*WHAT THE TASK ASKS*: Images are excluded; otherwise, output every record exactly.

━━ RECORDS ━━

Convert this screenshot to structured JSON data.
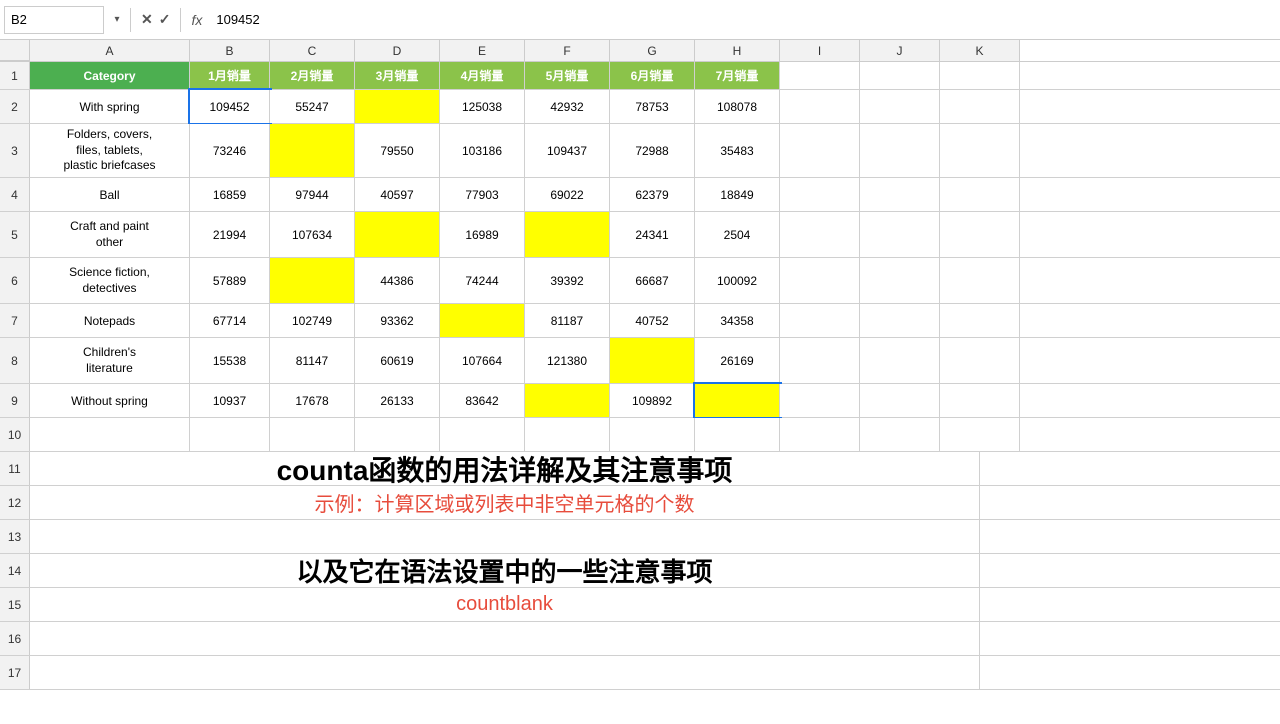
{
  "formulaBar": {
    "cellRef": "B2",
    "formula": "109452",
    "cancelLabel": "✕",
    "confirmLabel": "✓",
    "fxLabel": "fx"
  },
  "columns": {
    "headers": [
      "",
      "A",
      "B",
      "C",
      "D",
      "E",
      "F",
      "G",
      "H",
      "I",
      "J",
      "K"
    ],
    "labels": {
      "A": "Category",
      "B": "1月销量",
      "C": "2月销量",
      "D": "3月销量",
      "E": "4月销量",
      "F": "5月销量",
      "G": "6月销量",
      "H": "7月销量"
    }
  },
  "rows": [
    {
      "rowNum": "2",
      "category": "With spring",
      "B": "109452",
      "C": "55247",
      "D": "",
      "E": "125038",
      "F": "42932",
      "G": "78753",
      "H": "108078",
      "dYellow": true
    },
    {
      "rowNum": "3",
      "category": "Folders, covers,\nfiles, tablets,\nplastic briefcases",
      "B": "73246",
      "C": "",
      "D": "79550",
      "E": "103186",
      "F": "109437",
      "G": "72988",
      "H": "35483",
      "cYellow": true
    },
    {
      "rowNum": "4",
      "category": "Ball",
      "B": "16859",
      "C": "97944",
      "D": "40597",
      "E": "77903",
      "F": "69022",
      "G": "62379",
      "H": "18849"
    },
    {
      "rowNum": "5",
      "category": "Craft and paint\nother",
      "B": "21994",
      "C": "107634",
      "D": "",
      "E": "16989",
      "F": "",
      "G": "24341",
      "H": "2504",
      "dYellow": true,
      "fYellow": true
    },
    {
      "rowNum": "6",
      "category": "Science fiction,\ndetectives",
      "B": "57889",
      "C": "",
      "D": "44386",
      "E": "74244",
      "F": "39392",
      "G": "66687",
      "H": "100092",
      "cYellow": true
    },
    {
      "rowNum": "7",
      "category": "Notepads",
      "B": "67714",
      "C": "102749",
      "D": "93362",
      "E": "",
      "F": "81187",
      "G": "40752",
      "H": "34358",
      "eYellow": true
    },
    {
      "rowNum": "8",
      "category": "Children's\nliterature",
      "B": "15538",
      "C": "81147",
      "D": "60619",
      "E": "107664",
      "F": "121380",
      "G": "",
      "H": "26169",
      "gYellow": true
    },
    {
      "rowNum": "9",
      "category": "Without spring",
      "B": "10937",
      "C": "17678",
      "D": "26133",
      "E": "83642",
      "F": "",
      "G": "109892",
      "H": "",
      "fYellow": true,
      "hYellow": true,
      "hSelected": true
    }
  ],
  "textContent": {
    "title": "counta函数的用法详解及其注意事项",
    "subtitle": "示例：计算区域或列表中非空单元格的个数",
    "body": "以及它在语法设置中的一些注意事项",
    "code": "countblank"
  },
  "emptyRows": [
    "10",
    "11",
    "12",
    "13",
    "14",
    "15",
    "16",
    "17"
  ]
}
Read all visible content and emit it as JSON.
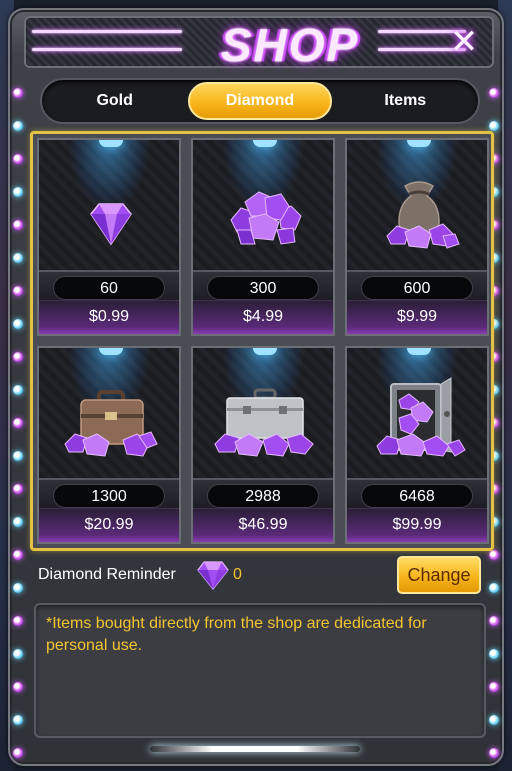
{
  "header": {
    "title": "SHOP",
    "close_label": "✕"
  },
  "tabs": [
    {
      "label": "Gold",
      "active": false
    },
    {
      "label": "Diamond",
      "active": true
    },
    {
      "label": "Items",
      "active": false
    }
  ],
  "products": [
    {
      "quantity": "60",
      "price": "$0.99",
      "icon": "single-gem-icon"
    },
    {
      "quantity": "300",
      "price": "$4.99",
      "icon": "gem-pile-icon"
    },
    {
      "quantity": "600",
      "price": "$9.99",
      "icon": "gem-sack-icon"
    },
    {
      "quantity": "1300",
      "price": "$20.99",
      "icon": "gem-briefcase-icon"
    },
    {
      "quantity": "2988",
      "price": "$46.99",
      "icon": "gem-suitcase-icon"
    },
    {
      "quantity": "6468",
      "price": "$99.99",
      "icon": "gem-vault-icon"
    }
  ],
  "reminder": {
    "label": "Diamond Reminder",
    "count": "0",
    "change_label": "Change"
  },
  "notice": {
    "text": "*Items bought directly from the shop are dedicated for personal use."
  },
  "colors": {
    "accent_gold": "#f3c531",
    "neon_purple": "#d45cff",
    "gem_purple": "#a34ef2"
  }
}
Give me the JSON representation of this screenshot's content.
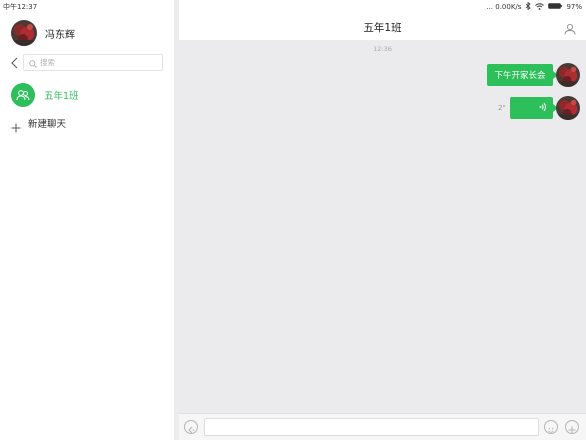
{
  "status": {
    "time": "中午12:37",
    "network": "... 0.00K/s",
    "battery": "97%"
  },
  "sidebar": {
    "user_name": "冯东辉",
    "search_placeholder": "搜索",
    "conversations": [
      {
        "label": "五年1班",
        "active": true
      }
    ],
    "new_chat_label": "新建聊天"
  },
  "chat": {
    "title": "五年1班",
    "timestamp": "12:36",
    "messages": [
      {
        "type": "text",
        "text": "下午开家长会",
        "from_self": true
      },
      {
        "type": "voice",
        "duration": "2\"",
        "from_self": true
      }
    ]
  },
  "colors": {
    "accent": "#2cbf5a",
    "chat_bg": "#ebebee"
  },
  "icons": {
    "back": "chevron-left-icon",
    "search": "search-icon",
    "group": "group-icon",
    "new_chat": "plus-icon",
    "members": "person-icon",
    "voice_mode": "voice-mode-icon",
    "emoji": "emoji-icon",
    "more": "plus-circle-icon"
  }
}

━━━

*EXERCISE OUTPUT*:
Convert this screenshot to structured JSON data.
{
  "formulaBar": {
    "cellRef": "B2",
    "formula": "109452",
    "cancelLabel": "✕",
    "confirmLabel": "✓",
    "fxLabel": "fx"
  },
  "columns": {
    "headers": [
      "",
      "A",
      "B",
      "C",
      "D",
      "E",
      "F",
      "G",
      "H",
      "I",
      "J",
      "K"
    ],
    "labels": {
      "A": "Category",
      "B": "1月销量",
      "C": "2月销量",
      "D": "3月销量",
      "E": "4月销量",
      "F": "5月销量",
      "G": "6月销量",
      "H": "7月销量"
    }
  },
  "rows": [
    {
      "rowNum": "2",
      "category": "With spring",
      "B": "109452",
      "C": "55247",
      "D": "",
      "E": "125038",
      "F": "42932",
      "G": "78753",
      "H": "108078",
      "dYellow": true
    },
    {
      "rowNum": "3",
      "category": "Folders, covers,\nfiles, tablets,\nplastic briefcases",
      "B": "73246",
      "C": "",
      "D": "79550",
      "E": "103186",
      "F": "109437",
      "G": "72988",
      "H": "35483",
      "cYellow": true
    },
    {
      "rowNum": "4",
      "category": "Ball",
      "B": "16859",
      "C": "97944",
      "D": "40597",
      "E": "77903",
      "F": "69022",
      "G": "62379",
      "H": "18849"
    },
    {
      "rowNum": "5",
      "category": "Craft and paint\nother",
      "B": "21994",
      "C": "107634",
      "D": "",
      "E": "16989",
      "F": "",
      "G": "24341",
      "H": "2504",
      "dYellow": true,
      "fYellow": true
    },
    {
      "rowNum": "6",
      "category": "Science fiction,\ndetectives",
      "B": "57889",
      "C": "",
      "D": "44386",
      "E": "74244",
      "F": "39392",
      "G": "66687",
      "H": "100092",
      "cYellow": true
    },
    {
      "rowNum": "7",
      "category": "Notepads",
      "B": "67714",
      "C": "102749",
      "D": "93362",
      "E": "",
      "F": "81187",
      "G": "40752",
      "H": "34358",
      "eYellow": true
    },
    {
      "rowNum": "8",
      "category": "Children's\nliterature",
      "B": "15538",
      "C": "81147",
      "D": "60619",
      "E": "107664",
      "F": "121380",
      "G": "",
      "H": "26169",
      "gYellow": true
    },
    {
      "rowNum": "9",
      "category": "Without spring",
      "B": "10937",
      "C": "17678",
      "D": "26133",
      "E": "83642",
      "F": "",
      "G": "109892",
      "H": "",
      "fYellow": true,
      "hYellow": true,
      "hSelected": true
    }
  ],
  "textContent": {
    "title": "counta函数的用法详解及其注意事项",
    "subtitle": "示例：计算区域或列表中非空单元格的个数",
    "body": "以及它在语法设置中的一些注意事项",
    "code": "countblank"
  },
  "emptyRows": [
    "10",
    "11",
    "12",
    "13",
    "14",
    "15",
    "16",
    "17"
  ]
}
Read all visible content and emit it as JSON.
{
  "header": {
    "title": "SHOP",
    "close_label": "✕"
  },
  "tabs": [
    {
      "label": "Gold",
      "active": false
    },
    {
      "label": "Diamond",
      "active": true
    },
    {
      "label": "Items",
      "active": false
    }
  ],
  "products": [
    {
      "quantity": "60",
      "price": "$0.99",
      "icon": "single-gem-icon"
    },
    {
      "quantity": "300",
      "price": "$4.99",
      "icon": "gem-pile-icon"
    },
    {
      "quantity": "600",
      "price": "$9.99",
      "icon": "gem-sack-icon"
    },
    {
      "quantity": "1300",
      "price": "$20.99",
      "icon": "gem-briefcase-icon"
    },
    {
      "quantity": "2988",
      "price": "$46.99",
      "icon": "gem-suitcase-icon"
    },
    {
      "quantity": "6468",
      "price": "$99.99",
      "icon": "gem-vault-icon"
    }
  ],
  "reminder": {
    "label": "Diamond Reminder",
    "count": "0",
    "change_label": "Change"
  },
  "notice": {
    "text": "*Items bought directly from the shop are dedicated for personal use."
  },
  "colors": {
    "accent_gold": "#f3c531",
    "neon_purple": "#d45cff",
    "gem_purple": "#a34ef2"
  }
}
Give me the JSON representation of this screenshot's content.
{
  "status": {
    "time": "中午12:37",
    "network": "... 0.00K/s",
    "battery": "97%"
  },
  "sidebar": {
    "user_name": "冯东辉",
    "search_placeholder": "搜索",
    "conversations": [
      {
        "label": "五年1班",
        "active": true
      }
    ],
    "new_chat_label": "新建聊天"
  },
  "chat": {
    "title": "五年1班",
    "timestamp": "12:36",
    "messages": [
      {
        "type": "text",
        "text": "下午开家长会",
        "from_self": true
      },
      {
        "type": "voice",
        "duration": "2\"",
        "from_self": true
      }
    ]
  },
  "colors": {
    "accent": "#2cbf5a",
    "chat_bg": "#ebebee"
  },
  "icons": {
    "back": "chevron-left-icon",
    "search": "search-icon",
    "group": "group-icon",
    "new_chat": "plus-icon",
    "members": "person-icon",
    "voice_mode": "voice-mode-icon",
    "emoji": "emoji-icon",
    "more": "plus-circle-icon"
  }
}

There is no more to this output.